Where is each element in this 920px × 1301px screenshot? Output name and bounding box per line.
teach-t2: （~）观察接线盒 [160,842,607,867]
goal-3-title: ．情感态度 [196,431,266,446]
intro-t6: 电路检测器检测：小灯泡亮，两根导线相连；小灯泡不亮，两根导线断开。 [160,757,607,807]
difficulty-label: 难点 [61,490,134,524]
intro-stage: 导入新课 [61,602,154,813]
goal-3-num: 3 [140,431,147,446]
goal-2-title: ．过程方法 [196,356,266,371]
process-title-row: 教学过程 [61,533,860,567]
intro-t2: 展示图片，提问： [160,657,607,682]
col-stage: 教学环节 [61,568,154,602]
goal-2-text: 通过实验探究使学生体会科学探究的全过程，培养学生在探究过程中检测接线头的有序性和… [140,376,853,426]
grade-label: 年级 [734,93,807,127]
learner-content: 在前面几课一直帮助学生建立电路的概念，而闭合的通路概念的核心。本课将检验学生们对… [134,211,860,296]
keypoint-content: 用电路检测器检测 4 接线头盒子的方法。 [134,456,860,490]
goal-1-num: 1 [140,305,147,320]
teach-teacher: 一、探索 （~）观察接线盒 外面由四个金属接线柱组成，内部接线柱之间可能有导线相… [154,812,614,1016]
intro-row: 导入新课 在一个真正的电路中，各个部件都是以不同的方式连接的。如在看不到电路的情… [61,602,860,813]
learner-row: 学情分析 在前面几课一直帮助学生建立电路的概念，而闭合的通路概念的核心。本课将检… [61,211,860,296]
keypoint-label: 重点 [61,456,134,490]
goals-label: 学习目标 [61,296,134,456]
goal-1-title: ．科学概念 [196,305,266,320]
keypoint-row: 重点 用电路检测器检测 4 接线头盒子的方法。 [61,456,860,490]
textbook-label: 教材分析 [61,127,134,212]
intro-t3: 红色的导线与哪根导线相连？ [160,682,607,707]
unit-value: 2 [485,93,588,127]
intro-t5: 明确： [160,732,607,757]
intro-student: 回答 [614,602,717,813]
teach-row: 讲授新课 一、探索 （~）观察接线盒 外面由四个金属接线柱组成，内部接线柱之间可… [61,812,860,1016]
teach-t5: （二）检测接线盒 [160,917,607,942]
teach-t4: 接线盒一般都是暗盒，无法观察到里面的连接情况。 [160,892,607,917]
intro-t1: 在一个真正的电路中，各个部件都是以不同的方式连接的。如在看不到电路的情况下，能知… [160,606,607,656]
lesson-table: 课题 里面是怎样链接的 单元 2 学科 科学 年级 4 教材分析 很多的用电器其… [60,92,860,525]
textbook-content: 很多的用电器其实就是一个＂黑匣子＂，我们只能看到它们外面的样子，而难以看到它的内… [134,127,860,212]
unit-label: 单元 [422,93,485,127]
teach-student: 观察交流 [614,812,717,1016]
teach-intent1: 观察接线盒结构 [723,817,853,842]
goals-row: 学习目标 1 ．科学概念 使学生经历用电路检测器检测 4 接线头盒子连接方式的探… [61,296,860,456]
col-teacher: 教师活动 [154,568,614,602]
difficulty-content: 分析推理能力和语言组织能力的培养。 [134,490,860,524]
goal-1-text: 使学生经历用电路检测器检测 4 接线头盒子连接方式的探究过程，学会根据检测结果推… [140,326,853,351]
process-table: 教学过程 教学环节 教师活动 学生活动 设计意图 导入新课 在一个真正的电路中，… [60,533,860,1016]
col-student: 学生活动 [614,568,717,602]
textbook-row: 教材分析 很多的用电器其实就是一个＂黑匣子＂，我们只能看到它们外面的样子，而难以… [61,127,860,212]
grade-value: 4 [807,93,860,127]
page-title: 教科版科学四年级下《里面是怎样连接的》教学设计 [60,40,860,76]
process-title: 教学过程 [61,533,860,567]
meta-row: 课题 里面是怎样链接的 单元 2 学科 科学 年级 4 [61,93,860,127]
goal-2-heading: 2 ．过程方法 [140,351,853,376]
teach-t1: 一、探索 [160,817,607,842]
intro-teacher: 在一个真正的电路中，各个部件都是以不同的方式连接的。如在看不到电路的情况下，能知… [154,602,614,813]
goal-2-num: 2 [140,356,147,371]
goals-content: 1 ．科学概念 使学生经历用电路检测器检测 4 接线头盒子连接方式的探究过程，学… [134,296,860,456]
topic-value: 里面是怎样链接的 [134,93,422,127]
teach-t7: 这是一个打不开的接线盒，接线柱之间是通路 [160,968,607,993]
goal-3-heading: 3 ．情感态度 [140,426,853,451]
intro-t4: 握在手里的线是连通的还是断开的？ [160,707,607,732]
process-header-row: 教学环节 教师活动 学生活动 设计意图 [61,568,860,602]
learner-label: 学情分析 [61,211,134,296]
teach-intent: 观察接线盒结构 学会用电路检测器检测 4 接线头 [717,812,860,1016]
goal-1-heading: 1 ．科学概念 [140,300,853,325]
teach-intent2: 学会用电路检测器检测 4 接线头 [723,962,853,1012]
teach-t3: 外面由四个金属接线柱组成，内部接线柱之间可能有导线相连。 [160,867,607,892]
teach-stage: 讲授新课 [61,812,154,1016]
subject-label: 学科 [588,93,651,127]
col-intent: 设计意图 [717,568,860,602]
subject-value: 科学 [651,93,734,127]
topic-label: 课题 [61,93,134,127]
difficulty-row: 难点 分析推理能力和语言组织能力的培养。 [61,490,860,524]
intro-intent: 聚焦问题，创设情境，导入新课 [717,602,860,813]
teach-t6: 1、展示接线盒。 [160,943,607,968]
⁂
STATED GOAL: Please copy every row above word for word, leaving nothing out and adding nothing.

TASK SOLUTION:
Where is each element in this 920px × 1301px screenshot? Output name and bounding box per line.
teach-t2: （~）观察接线盒 [160,842,607,867]
goal-3-title: ．情感态度 [196,431,266,446]
intro-t6: 电路检测器检测：小灯泡亮，两根导线相连；小灯泡不亮，两根导线断开。 [160,757,607,807]
difficulty-label: 难点 [61,490,134,524]
intro-stage: 导入新课 [61,602,154,813]
goal-3-num: 3 [140,431,147,446]
goal-2-title: ．过程方法 [196,356,266,371]
process-title-row: 教学过程 [61,533,860,567]
intro-t2: 展示图片，提问： [160,657,607,682]
col-stage: 教学环节 [61,568,154,602]
goal-2-text: 通过实验探究使学生体会科学探究的全过程，培养学生在探究过程中检测接线头的有序性和… [140,376,853,426]
grade-label: 年级 [734,93,807,127]
learner-content: 在前面几课一直帮助学生建立电路的概念，而闭合的通路概念的核心。本课将检验学生们对… [134,211,860,296]
keypoint-content: 用电路检测器检测 4 接线头盒子的方法。 [134,456,860,490]
goal-1-num: 1 [140,305,147,320]
teach-teacher: 一、探索 （~）观察接线盒 外面由四个金属接线柱组成，内部接线柱之间可能有导线相… [154,812,614,1016]
intro-row: 导入新课 在一个真正的电路中，各个部件都是以不同的方式连接的。如在看不到电路的情… [61,602,860,813]
learner-row: 学情分析 在前面几课一直帮助学生建立电路的概念，而闭合的通路概念的核心。本课将检… [61,211,860,296]
keypoint-label: 重点 [61,456,134,490]
goals-label: 学习目标 [61,296,134,456]
goal-1-title: ．科学概念 [196,305,266,320]
keypoint-row: 重点 用电路检测器检测 4 接线头盒子的方法。 [61,456,860,490]
textbook-label: 教材分析 [61,127,134,212]
intro-t3: 红色的导线与哪根导线相连？ [160,682,607,707]
unit-value: 2 [485,93,588,127]
intro-t5: 明确： [160,732,607,757]
intro-student: 回答 [614,602,717,813]
teach-row: 讲授新课 一、探索 （~）观察接线盒 外面由四个金属接线柱组成，内部接线柱之间可… [61,812,860,1016]
teach-t5: （二）检测接线盒 [160,917,607,942]
teach-t4: 接线盒一般都是暗盒，无法观察到里面的连接情况。 [160,892,607,917]
intro-t1: 在一个真正的电路中，各个部件都是以不同的方式连接的。如在看不到电路的情况下，能知… [160,606,607,656]
lesson-table: 课题 里面是怎样链接的 单元 2 学科 科学 年级 4 教材分析 很多的用电器其… [60,92,860,525]
textbook-content: 很多的用电器其实就是一个＂黑匣子＂，我们只能看到它们外面的样子，而难以看到它的内… [134,127,860,212]
unit-label: 单元 [422,93,485,127]
teach-student: 观察交流 [614,812,717,1016]
teach-intent1: 观察接线盒结构 [723,817,853,842]
goals-row: 学习目标 1 ．科学概念 使学生经历用电路检测器检测 4 接线头盒子连接方式的探… [61,296,860,456]
col-teacher: 教师活动 [154,568,614,602]
difficulty-content: 分析推理能力和语言组织能力的培养。 [134,490,860,524]
goal-1-text: 使学生经历用电路检测器检测 4 接线头盒子连接方式的探究过程，学会根据检测结果推… [140,326,853,351]
process-table: 教学过程 教学环节 教师活动 学生活动 设计意图 导入新课 在一个真正的电路中，… [60,533,860,1016]
col-student: 学生活动 [614,568,717,602]
textbook-row: 教材分析 很多的用电器其实就是一个＂黑匣子＂，我们只能看到它们外面的样子，而难以… [61,127,860,212]
grade-value: 4 [807,93,860,127]
page-title: 教科版科学四年级下《里面是怎样连接的》教学设计 [60,40,860,76]
process-title: 教学过程 [61,533,860,567]
meta-row: 课题 里面是怎样链接的 单元 2 学科 科学 年级 4 [61,93,860,127]
goal-2-heading: 2 ．过程方法 [140,351,853,376]
teach-t1: 一、探索 [160,817,607,842]
intro-teacher: 在一个真正的电路中，各个部件都是以不同的方式连接的。如在看不到电路的情况下，能知… [154,602,614,813]
goal-2-num: 2 [140,356,147,371]
goals-content: 1 ．科学概念 使学生经历用电路检测器检测 4 接线头盒子连接方式的探究过程，学… [134,296,860,456]
topic-value: 里面是怎样链接的 [134,93,422,127]
teach-t7: 这是一个打不开的接线盒，接线柱之间是通路 [160,968,607,993]
goal-3-heading: 3 ．情感态度 [140,426,853,451]
intro-t4: 握在手里的线是连通的还是断开的？ [160,707,607,732]
process-header-row: 教学环节 教师活动 学生活动 设计意图 [61,568,860,602]
learner-label: 学情分析 [61,211,134,296]
teach-intent: 观察接线盒结构 学会用电路检测器检测 4 接线头 [717,812,860,1016]
goal-1-heading: 1 ．科学概念 [140,300,853,325]
teach-intent2: 学会用电路检测器检测 4 接线头 [723,962,853,1012]
teach-t3: 外面由四个金属接线柱组成，内部接线柱之间可能有导线相连。 [160,867,607,892]
teach-stage: 讲授新课 [61,812,154,1016]
subject-label: 学科 [588,93,651,127]
col-intent: 设计意图 [717,568,860,602]
subject-value: 科学 [651,93,734,127]
topic-label: 课题 [61,93,134,127]
difficulty-row: 难点 分析推理能力和语言组织能力的培养。 [61,490,860,524]
intro-intent: 聚焦问题，创设情境，导入新课 [717,602,860,813]
teach-t6: 1、展示接线盒。 [160,943,607,968]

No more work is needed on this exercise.